___ Records for processing

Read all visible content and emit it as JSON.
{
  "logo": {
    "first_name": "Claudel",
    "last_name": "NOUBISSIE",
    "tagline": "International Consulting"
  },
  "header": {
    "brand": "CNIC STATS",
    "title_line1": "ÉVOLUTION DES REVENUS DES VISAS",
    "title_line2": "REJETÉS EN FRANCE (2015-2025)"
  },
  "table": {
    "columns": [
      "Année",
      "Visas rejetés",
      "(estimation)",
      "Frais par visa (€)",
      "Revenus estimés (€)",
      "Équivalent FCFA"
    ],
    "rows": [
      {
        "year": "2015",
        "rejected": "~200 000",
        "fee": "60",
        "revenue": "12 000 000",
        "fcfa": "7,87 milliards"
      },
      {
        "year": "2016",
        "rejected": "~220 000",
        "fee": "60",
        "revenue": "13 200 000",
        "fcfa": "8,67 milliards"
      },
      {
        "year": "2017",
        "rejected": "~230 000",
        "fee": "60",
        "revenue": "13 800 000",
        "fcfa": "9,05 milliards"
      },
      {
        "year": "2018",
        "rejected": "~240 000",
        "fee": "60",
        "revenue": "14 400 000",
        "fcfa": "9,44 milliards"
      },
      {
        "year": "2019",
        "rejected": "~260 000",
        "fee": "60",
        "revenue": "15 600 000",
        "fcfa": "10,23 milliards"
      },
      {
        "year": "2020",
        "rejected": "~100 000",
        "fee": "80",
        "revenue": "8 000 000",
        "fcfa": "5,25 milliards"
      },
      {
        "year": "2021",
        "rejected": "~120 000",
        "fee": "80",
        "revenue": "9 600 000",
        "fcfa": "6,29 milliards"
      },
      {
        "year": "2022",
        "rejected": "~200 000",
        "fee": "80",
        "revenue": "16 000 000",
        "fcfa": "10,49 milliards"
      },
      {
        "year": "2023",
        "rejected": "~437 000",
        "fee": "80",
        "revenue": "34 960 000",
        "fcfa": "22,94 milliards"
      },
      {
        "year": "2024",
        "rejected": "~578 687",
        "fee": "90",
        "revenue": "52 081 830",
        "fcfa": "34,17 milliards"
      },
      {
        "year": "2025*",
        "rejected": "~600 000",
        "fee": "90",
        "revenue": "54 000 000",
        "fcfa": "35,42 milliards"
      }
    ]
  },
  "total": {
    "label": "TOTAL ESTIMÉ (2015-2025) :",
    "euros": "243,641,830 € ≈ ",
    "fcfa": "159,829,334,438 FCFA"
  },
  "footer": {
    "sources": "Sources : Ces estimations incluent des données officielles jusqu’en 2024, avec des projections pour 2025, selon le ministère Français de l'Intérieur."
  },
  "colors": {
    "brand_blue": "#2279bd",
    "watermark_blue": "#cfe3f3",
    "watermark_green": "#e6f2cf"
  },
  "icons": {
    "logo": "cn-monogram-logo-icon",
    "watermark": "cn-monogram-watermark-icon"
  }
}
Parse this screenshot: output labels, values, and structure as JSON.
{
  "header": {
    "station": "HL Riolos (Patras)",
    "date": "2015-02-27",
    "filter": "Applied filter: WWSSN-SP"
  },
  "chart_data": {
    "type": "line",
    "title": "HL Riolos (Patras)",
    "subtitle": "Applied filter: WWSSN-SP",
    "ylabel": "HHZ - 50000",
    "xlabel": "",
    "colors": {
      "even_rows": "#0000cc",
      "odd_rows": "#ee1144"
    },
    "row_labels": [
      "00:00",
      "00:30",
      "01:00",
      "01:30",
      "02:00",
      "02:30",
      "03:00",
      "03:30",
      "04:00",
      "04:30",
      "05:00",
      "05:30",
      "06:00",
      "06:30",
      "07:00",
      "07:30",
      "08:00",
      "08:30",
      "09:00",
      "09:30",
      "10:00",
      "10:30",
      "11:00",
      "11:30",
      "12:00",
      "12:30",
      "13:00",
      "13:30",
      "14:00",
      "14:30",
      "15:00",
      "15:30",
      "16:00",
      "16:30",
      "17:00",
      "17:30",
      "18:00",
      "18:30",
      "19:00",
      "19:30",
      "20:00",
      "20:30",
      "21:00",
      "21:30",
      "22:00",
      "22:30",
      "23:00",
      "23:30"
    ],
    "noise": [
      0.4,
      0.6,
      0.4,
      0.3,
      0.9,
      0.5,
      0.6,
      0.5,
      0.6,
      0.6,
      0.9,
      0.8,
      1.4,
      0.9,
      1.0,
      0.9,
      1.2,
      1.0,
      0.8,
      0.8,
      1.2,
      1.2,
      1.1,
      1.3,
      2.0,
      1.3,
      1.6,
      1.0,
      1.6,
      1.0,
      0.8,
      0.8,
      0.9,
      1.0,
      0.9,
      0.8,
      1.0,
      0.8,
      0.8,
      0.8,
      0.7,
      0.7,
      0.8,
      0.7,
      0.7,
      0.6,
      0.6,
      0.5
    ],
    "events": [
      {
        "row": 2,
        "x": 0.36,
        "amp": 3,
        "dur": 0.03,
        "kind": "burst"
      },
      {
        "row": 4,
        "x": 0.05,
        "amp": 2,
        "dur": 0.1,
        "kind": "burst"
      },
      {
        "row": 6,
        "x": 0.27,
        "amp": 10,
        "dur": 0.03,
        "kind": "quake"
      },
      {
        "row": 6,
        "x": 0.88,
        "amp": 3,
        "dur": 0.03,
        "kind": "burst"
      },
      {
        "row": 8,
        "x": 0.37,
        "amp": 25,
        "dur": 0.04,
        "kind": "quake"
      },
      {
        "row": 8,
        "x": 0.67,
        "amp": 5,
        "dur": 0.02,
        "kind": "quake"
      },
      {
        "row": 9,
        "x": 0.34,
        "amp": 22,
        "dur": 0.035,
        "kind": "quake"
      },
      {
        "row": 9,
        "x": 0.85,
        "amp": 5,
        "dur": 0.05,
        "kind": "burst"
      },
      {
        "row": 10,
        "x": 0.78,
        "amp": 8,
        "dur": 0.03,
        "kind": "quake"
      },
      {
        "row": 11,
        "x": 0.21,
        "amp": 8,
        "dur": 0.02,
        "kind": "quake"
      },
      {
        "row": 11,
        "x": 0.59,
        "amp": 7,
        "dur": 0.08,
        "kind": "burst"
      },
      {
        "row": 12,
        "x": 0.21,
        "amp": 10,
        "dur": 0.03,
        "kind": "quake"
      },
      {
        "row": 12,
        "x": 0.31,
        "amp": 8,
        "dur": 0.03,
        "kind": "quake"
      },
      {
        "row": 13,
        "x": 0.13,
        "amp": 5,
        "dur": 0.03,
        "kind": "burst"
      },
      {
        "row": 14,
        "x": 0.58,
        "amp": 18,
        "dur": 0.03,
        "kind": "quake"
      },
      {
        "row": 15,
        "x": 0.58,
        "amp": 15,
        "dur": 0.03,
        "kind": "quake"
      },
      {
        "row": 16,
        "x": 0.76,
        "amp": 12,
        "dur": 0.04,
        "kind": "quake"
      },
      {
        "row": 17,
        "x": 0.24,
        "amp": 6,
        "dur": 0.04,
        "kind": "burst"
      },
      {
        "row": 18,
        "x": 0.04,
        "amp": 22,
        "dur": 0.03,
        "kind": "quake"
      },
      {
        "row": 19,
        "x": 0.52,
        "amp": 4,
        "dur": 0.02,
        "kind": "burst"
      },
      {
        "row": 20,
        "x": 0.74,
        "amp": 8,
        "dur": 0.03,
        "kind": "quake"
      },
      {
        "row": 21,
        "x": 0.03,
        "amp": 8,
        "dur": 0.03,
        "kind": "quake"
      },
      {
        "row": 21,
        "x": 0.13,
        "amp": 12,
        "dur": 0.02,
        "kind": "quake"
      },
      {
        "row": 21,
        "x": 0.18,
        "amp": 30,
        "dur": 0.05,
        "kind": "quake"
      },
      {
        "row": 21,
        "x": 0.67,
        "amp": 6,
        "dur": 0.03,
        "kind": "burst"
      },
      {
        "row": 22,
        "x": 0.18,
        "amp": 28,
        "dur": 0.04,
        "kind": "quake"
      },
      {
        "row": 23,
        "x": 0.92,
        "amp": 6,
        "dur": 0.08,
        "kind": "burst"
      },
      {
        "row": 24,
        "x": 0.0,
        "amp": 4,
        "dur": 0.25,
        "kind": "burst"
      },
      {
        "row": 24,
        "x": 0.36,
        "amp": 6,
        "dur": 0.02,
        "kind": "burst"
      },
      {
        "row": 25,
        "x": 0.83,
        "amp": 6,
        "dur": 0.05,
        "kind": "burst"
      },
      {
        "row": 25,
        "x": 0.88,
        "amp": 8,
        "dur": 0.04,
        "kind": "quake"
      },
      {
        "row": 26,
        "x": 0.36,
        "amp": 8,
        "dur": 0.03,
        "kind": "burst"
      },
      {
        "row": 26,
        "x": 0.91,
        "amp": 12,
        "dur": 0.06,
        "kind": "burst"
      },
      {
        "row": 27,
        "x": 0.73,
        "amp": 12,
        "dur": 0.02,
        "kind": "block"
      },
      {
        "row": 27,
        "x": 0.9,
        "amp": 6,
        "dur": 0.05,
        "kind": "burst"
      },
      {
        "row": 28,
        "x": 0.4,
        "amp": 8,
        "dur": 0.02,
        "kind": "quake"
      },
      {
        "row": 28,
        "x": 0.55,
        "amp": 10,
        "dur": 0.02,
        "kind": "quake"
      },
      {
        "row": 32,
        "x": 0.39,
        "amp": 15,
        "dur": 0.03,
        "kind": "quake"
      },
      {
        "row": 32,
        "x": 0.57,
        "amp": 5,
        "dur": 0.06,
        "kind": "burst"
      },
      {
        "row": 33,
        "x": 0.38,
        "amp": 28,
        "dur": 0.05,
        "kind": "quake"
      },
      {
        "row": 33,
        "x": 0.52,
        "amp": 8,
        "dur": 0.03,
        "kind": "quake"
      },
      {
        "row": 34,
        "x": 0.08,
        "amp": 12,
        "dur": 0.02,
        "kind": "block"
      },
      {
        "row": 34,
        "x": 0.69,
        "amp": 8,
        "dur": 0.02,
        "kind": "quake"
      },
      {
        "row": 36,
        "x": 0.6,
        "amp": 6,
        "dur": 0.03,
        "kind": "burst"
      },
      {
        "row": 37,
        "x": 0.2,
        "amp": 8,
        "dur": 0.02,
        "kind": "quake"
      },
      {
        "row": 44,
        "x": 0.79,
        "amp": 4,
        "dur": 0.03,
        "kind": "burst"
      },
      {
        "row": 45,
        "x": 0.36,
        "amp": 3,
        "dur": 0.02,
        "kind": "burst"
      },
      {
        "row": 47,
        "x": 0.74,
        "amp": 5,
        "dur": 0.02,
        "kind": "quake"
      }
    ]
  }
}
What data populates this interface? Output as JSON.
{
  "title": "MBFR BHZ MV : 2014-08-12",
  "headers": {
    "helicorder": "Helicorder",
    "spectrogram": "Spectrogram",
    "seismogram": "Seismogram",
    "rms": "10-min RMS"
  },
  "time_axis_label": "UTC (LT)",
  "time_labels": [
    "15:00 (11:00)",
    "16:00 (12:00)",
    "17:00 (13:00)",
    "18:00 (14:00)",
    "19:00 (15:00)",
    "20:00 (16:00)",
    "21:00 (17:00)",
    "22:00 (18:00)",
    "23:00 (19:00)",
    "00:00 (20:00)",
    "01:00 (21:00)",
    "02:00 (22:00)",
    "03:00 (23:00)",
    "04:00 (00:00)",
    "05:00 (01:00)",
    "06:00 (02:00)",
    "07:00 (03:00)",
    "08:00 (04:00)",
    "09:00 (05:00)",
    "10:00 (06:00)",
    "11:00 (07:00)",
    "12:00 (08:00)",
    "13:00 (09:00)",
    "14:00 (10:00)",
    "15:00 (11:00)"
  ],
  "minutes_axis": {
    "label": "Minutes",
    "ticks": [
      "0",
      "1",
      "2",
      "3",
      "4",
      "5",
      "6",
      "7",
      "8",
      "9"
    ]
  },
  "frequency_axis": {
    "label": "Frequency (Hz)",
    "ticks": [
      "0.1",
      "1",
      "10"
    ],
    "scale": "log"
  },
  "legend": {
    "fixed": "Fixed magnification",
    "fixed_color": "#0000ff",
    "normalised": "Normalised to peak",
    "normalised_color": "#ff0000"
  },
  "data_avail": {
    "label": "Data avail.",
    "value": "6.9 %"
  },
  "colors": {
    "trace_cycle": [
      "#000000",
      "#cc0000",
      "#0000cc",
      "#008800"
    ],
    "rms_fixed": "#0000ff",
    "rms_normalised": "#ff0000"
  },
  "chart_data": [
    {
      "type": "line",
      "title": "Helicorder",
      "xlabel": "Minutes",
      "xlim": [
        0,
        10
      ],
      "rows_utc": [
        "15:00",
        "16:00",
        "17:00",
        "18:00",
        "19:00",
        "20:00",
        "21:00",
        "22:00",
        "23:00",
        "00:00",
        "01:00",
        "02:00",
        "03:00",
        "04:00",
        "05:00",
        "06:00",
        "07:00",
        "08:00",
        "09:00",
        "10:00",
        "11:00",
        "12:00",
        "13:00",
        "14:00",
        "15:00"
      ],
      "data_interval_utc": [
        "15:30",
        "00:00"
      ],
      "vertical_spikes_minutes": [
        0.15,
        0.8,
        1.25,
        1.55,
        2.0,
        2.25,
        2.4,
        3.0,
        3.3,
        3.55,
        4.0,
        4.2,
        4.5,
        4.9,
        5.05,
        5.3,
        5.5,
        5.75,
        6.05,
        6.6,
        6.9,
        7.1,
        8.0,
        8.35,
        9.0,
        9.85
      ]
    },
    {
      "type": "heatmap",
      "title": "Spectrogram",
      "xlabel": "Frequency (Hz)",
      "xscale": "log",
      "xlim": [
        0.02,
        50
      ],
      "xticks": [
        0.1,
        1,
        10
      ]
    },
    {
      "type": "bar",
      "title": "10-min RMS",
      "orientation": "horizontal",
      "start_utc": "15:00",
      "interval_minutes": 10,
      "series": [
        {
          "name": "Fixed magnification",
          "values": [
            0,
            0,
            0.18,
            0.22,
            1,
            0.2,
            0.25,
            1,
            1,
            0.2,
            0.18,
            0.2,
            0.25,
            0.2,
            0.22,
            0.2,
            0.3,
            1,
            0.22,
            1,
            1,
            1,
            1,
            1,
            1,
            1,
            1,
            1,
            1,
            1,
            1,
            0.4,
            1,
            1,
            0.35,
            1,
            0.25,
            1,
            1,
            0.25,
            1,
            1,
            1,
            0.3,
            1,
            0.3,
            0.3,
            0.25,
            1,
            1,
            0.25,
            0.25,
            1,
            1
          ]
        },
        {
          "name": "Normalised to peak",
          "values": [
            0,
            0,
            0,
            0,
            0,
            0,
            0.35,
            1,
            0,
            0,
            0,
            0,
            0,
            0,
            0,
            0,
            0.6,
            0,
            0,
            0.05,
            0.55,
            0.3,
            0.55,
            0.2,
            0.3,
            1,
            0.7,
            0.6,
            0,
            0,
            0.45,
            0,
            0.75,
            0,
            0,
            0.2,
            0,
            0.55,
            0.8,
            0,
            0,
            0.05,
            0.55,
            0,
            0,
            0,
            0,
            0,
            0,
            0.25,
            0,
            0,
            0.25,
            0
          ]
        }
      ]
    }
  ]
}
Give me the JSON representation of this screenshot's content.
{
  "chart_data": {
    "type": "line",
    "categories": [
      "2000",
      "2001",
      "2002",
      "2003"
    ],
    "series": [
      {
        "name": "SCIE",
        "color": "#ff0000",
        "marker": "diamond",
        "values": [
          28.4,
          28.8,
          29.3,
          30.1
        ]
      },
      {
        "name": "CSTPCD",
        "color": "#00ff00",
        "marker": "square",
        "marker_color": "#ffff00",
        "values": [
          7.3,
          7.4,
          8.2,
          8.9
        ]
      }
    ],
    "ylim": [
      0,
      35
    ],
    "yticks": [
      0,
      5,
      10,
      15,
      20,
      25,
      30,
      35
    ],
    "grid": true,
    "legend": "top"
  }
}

______

* Exercise instructions *
Print from the line containing "Give me the" to the last line above, exactly as written.

* Finished exercise *
Give me the JSON representation of this screenshot's content.
{
  "chart_data": {
    "type": "line",
    "categories": [
      "2000",
      "2001",
      "2002",
      "2003"
    ],
    "series": [
      {
        "name": "SCIE",
        "color": "#ff0000",
        "marker": "diamond",
        "values": [
          28.4,
          28.8,
          29.3,
          30.1
        ]
      },
      {
        "name": "CSTPCD",
        "color": "#00ff00",
        "marker": "square",
        "marker_color": "#ffff00",
        "values": [
          7.3,
          7.4,
          8.2,
          8.9
        ]
      }
    ],
    "ylim": [
      0,
      35
    ],
    "yticks": [
      0,
      5,
      10,
      15,
      20,
      25,
      30,
      35
    ],
    "grid": true,
    "legend": "top"
  }
}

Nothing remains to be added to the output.